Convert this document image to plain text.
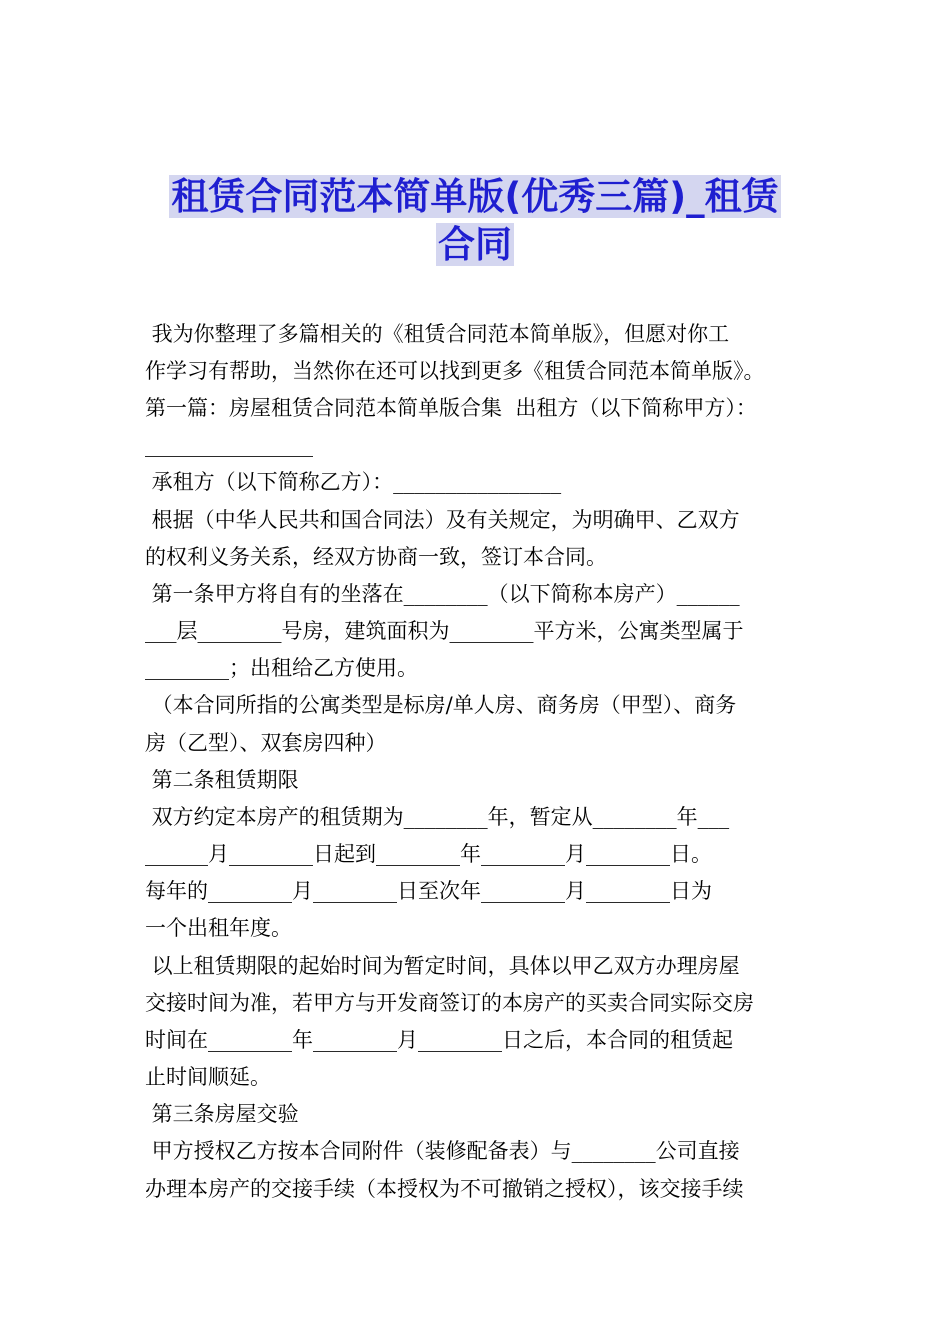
租赁合同范本简单版(优秀三篇)_租赁
合同
我为你整理了多篇相关的《租赁合同范本简单版》，但愿对你工
作学习有帮助，当然你在还可以找到更多《租赁合同范本简单版》。
第一篇：房屋租赁合同范本简单版合集  出租方（以下简称甲方）：
________________
承租方（以下简称乙方）：________________
根据（中华人民共和国合同法）及有关规定，为明确甲、乙双方
的权利义务关系，经双方协商一致，签订本合同。
第一条甲方将自有的坐落在________（以下简称本房产）______
___层________号房，建筑面积为________平方米，公寓类型属于
________；出租给乙方使用。
（本合同所指的公寓类型是标房/单人房、商务房（甲型）、商务
房（乙型）、双套房四种）
第二条租赁期限
双方约定本房产的租赁期为________年，暂定从________年___
______月________日起到________年________月________日。
每年的________月________日至次年________月________日为
一个出租年度。
以上租赁期限的起始时间为暂定时间，具体以甲乙双方办理房屋
交接时间为准，若甲方与开发商签订的本房产的买卖合同实际交房
时间在________年________月________日之后，本合同的租赁起
止时间顺延。
第三条房屋交验
甲方授权乙方按本合同附件（装修配备表）与________公司直接
办理本房产的交接手续（本授权为不可撤销之授权），该交接手续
#####
* _WHAT THE TASK REQUIRES_
Please write out all of the material above without changing a word, and omit any pictures.

* _PROBLEM SOLUTION_
Convert this document image to plain text.
租赁合同范本简单版(优秀三篇)_租赁
合同
我为你整理了多篇相关的《租赁合同范本简单版》，但愿对你工
作学习有帮助，当然你在还可以找到更多《租赁合同范本简单版》。
第一篇：房屋租赁合同范本简单版合集  出租方（以下简称甲方）：
________________
承租方（以下简称乙方）：________________
根据（中华人民共和国合同法）及有关规定，为明确甲、乙双方
的权利义务关系，经双方协商一致，签订本合同。
第一条甲方将自有的坐落在________（以下简称本房产）______
___层________号房，建筑面积为________平方米，公寓类型属于
________；出租给乙方使用。
（本合同所指的公寓类型是标房/单人房、商务房（甲型）、商务
房（乙型）、双套房四种）
第二条租赁期限
双方约定本房产的租赁期为________年，暂定从________年___
______月________日起到________年________月________日。
每年的________月________日至次年________月________日为
一个出租年度。
以上租赁期限的起始时间为暂定时间，具体以甲乙双方办理房屋
交接时间为准，若甲方与开发商签订的本房产的买卖合同实际交房
时间在________年________月________日之后，本合同的租赁起
止时间顺延。
第三条房屋交验
甲方授权乙方按本合同附件（装修配备表）与________公司直接
办理本房产的交接手续（本授权为不可撤销之授权），该交接手续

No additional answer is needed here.